§ **Directions for this task**
Copy the lines below as they are; omit the images they contain.

Dataset listings of figures

____________________

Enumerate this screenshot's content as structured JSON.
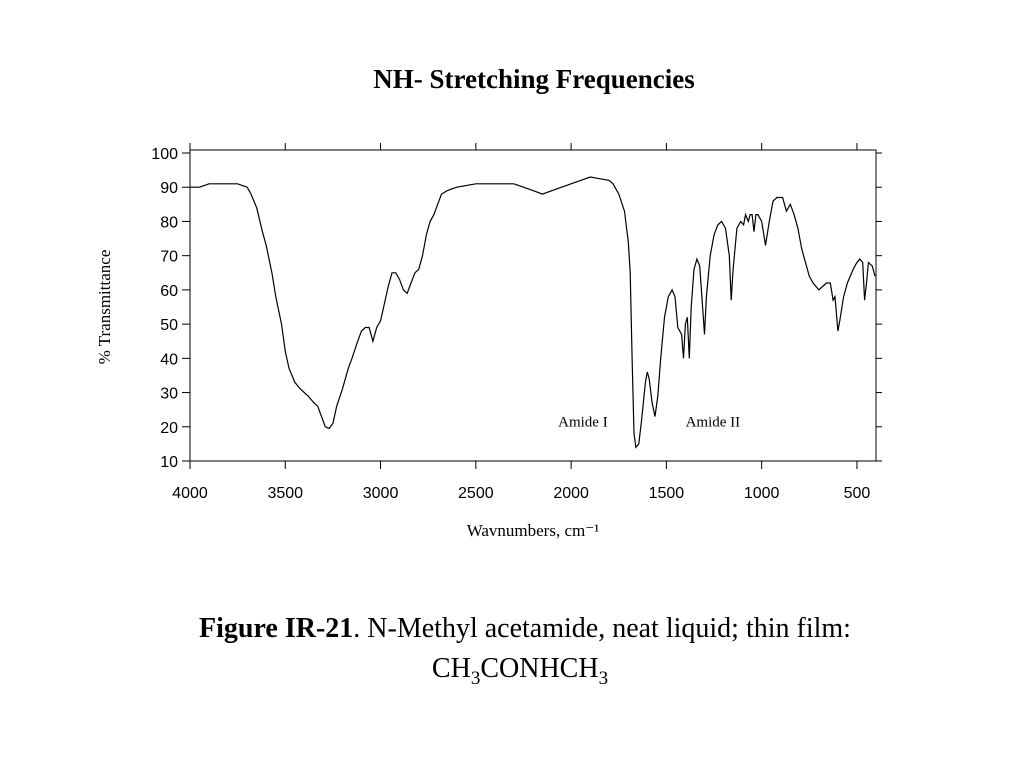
{
  "chart_data": {
    "type": "line",
    "title": "NH- Stretching Frequencies",
    "xlabel": "Wavnumbers, cm⁻¹",
    "ylabel": "% Transmittance",
    "color": "#000000",
    "xlim": [
      4000,
      400
    ],
    "ylim": [
      10,
      100
    ],
    "xticks": [
      4000,
      3500,
      3000,
      2500,
      2000,
      1500,
      1000,
      500
    ],
    "yticks": [
      10,
      20,
      30,
      40,
      50,
      60,
      70,
      80,
      90,
      100
    ],
    "annotations": [
      {
        "text": "Amide I",
        "x": 1938,
        "y": 21.6
      },
      {
        "text": "Amide II",
        "x": 1256,
        "y": 21.6
      }
    ],
    "x": [
      4000,
      3950,
      3900,
      3800,
      3750,
      3700,
      3680,
      3650,
      3620,
      3600,
      3570,
      3550,
      3520,
      3500,
      3480,
      3450,
      3420,
      3380,
      3350,
      3330,
      3310,
      3290,
      3270,
      3250,
      3230,
      3200,
      3170,
      3150,
      3120,
      3100,
      3080,
      3060,
      3040,
      3020,
      3000,
      2980,
      2960,
      2940,
      2920,
      2900,
      2880,
      2860,
      2840,
      2820,
      2800,
      2780,
      2760,
      2740,
      2720,
      2700,
      2680,
      2650,
      2600,
      2500,
      2300,
      2250,
      2200,
      2150,
      2100,
      2050,
      2000,
      1950,
      1900,
      1850,
      1800,
      1780,
      1750,
      1720,
      1700,
      1690,
      1680,
      1670,
      1660,
      1645,
      1630,
      1610,
      1600,
      1590,
      1575,
      1560,
      1545,
      1530,
      1510,
      1490,
      1470,
      1455,
      1440,
      1420,
      1410,
      1400,
      1390,
      1380,
      1370,
      1355,
      1340,
      1325,
      1310,
      1300,
      1290,
      1270,
      1250,
      1230,
      1210,
      1190,
      1170,
      1160,
      1150,
      1130,
      1110,
      1095,
      1085,
      1070,
      1060,
      1050,
      1040,
      1030,
      1020,
      1000,
      980,
      960,
      940,
      920,
      890,
      870,
      850,
      830,
      810,
      790,
      770,
      750,
      730,
      700,
      680,
      660,
      640,
      625,
      615,
      600,
      590,
      570,
      550,
      520,
      500,
      485,
      470,
      460,
      450,
      440,
      420,
      405
    ],
    "values": [
      90,
      90,
      91,
      91,
      91,
      90,
      88,
      84,
      77,
      73,
      65,
      58,
      50,
      42,
      37,
      33,
      31,
      29,
      27,
      26,
      23,
      20,
      19.5,
      21,
      26,
      31,
      37,
      40,
      45,
      48,
      49,
      49,
      45,
      49,
      51,
      56,
      61,
      65,
      65,
      63,
      60,
      59,
      62,
      65,
      66,
      70,
      76,
      80,
      82,
      85,
      88,
      89,
      90,
      91,
      91,
      90,
      89,
      88,
      89,
      90,
      91,
      92,
      93,
      92.5,
      92,
      91,
      88,
      83,
      74,
      65,
      40,
      18,
      14,
      15,
      22,
      33,
      36,
      34,
      27,
      23,
      29,
      40,
      52,
      58,
      60,
      58,
      49,
      47,
      40,
      50,
      52,
      40,
      55,
      66,
      69,
      67,
      55,
      47,
      58,
      70,
      76,
      79,
      80,
      78,
      70,
      57,
      66,
      78,
      80,
      79,
      82,
      80,
      82,
      82,
      77,
      82,
      82,
      80,
      73,
      80,
      86,
      87,
      87,
      83,
      85,
      82,
      78,
      72,
      68,
      64,
      62,
      60,
      61,
      62,
      62,
      57,
      58,
      48,
      51,
      58,
      62,
      66,
      68,
      69,
      68,
      57,
      62,
      68,
      67,
      64
    ]
  },
  "caption": {
    "label": "Figure IR-21",
    "text": ".  N-Methyl acetamide, neat liquid; thin film:",
    "formula": [
      "CH",
      "3",
      "CONHCH",
      "3"
    ]
  }
}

____________________

§ **Solution for this exercise**
Enumerate this screenshot's content as structured JSON.
{
  "chart_data": {
    "type": "line",
    "title": "NH- Stretching Frequencies",
    "xlabel": "Wavnumbers, cm⁻¹",
    "ylabel": "% Transmittance",
    "color": "#000000",
    "xlim": [
      4000,
      400
    ],
    "ylim": [
      10,
      100
    ],
    "xticks": [
      4000,
      3500,
      3000,
      2500,
      2000,
      1500,
      1000,
      500
    ],
    "yticks": [
      10,
      20,
      30,
      40,
      50,
      60,
      70,
      80,
      90,
      100
    ],
    "annotations": [
      {
        "text": "Amide I",
        "x": 1938,
        "y": 21.6
      },
      {
        "text": "Amide II",
        "x": 1256,
        "y": 21.6
      }
    ],
    "x": [
      4000,
      3950,
      3900,
      3800,
      3750,
      3700,
      3680,
      3650,
      3620,
      3600,
      3570,
      3550,
      3520,
      3500,
      3480,
      3450,
      3420,
      3380,
      3350,
      3330,
      3310,
      3290,
      3270,
      3250,
      3230,
      3200,
      3170,
      3150,
      3120,
      3100,
      3080,
      3060,
      3040,
      3020,
      3000,
      2980,
      2960,
      2940,
      2920,
      2900,
      2880,
      2860,
      2840,
      2820,
      2800,
      2780,
      2760,
      2740,
      2720,
      2700,
      2680,
      2650,
      2600,
      2500,
      2300,
      2250,
      2200,
      2150,
      2100,
      2050,
      2000,
      1950,
      1900,
      1850,
      1800,
      1780,
      1750,
      1720,
      1700,
      1690,
      1680,
      1670,
      1660,
      1645,
      1630,
      1610,
      1600,
      1590,
      1575,
      1560,
      1545,
      1530,
      1510,
      1490,
      1470,
      1455,
      1440,
      1420,
      1410,
      1400,
      1390,
      1380,
      1370,
      1355,
      1340,
      1325,
      1310,
      1300,
      1290,
      1270,
      1250,
      1230,
      1210,
      1190,
      1170,
      1160,
      1150,
      1130,
      1110,
      1095,
      1085,
      1070,
      1060,
      1050,
      1040,
      1030,
      1020,
      1000,
      980,
      960,
      940,
      920,
      890,
      870,
      850,
      830,
      810,
      790,
      770,
      750,
      730,
      700,
      680,
      660,
      640,
      625,
      615,
      600,
      590,
      570,
      550,
      520,
      500,
      485,
      470,
      460,
      450,
      440,
      420,
      405
    ],
    "values": [
      90,
      90,
      91,
      91,
      91,
      90,
      88,
      84,
      77,
      73,
      65,
      58,
      50,
      42,
      37,
      33,
      31,
      29,
      27,
      26,
      23,
      20,
      19.5,
      21,
      26,
      31,
      37,
      40,
      45,
      48,
      49,
      49,
      45,
      49,
      51,
      56,
      61,
      65,
      65,
      63,
      60,
      59,
      62,
      65,
      66,
      70,
      76,
      80,
      82,
      85,
      88,
      89,
      90,
      91,
      91,
      90,
      89,
      88,
      89,
      90,
      91,
      92,
      93,
      92.5,
      92,
      91,
      88,
      83,
      74,
      65,
      40,
      18,
      14,
      15,
      22,
      33,
      36,
      34,
      27,
      23,
      29,
      40,
      52,
      58,
      60,
      58,
      49,
      47,
      40,
      50,
      52,
      40,
      55,
      66,
      69,
      67,
      55,
      47,
      58,
      70,
      76,
      79,
      80,
      78,
      70,
      57,
      66,
      78,
      80,
      79,
      82,
      80,
      82,
      82,
      77,
      82,
      82,
      80,
      73,
      80,
      86,
      87,
      87,
      83,
      85,
      82,
      78,
      72,
      68,
      64,
      62,
      60,
      61,
      62,
      62,
      57,
      58,
      48,
      51,
      58,
      62,
      66,
      68,
      69,
      68,
      57,
      62,
      68,
      67,
      64
    ]
  },
  "caption": {
    "label": "Figure IR-21",
    "text": ".  N-Methyl acetamide, neat liquid; thin film:",
    "formula": [
      "CH",
      "3",
      "CONHCH",
      "3"
    ]
  }
}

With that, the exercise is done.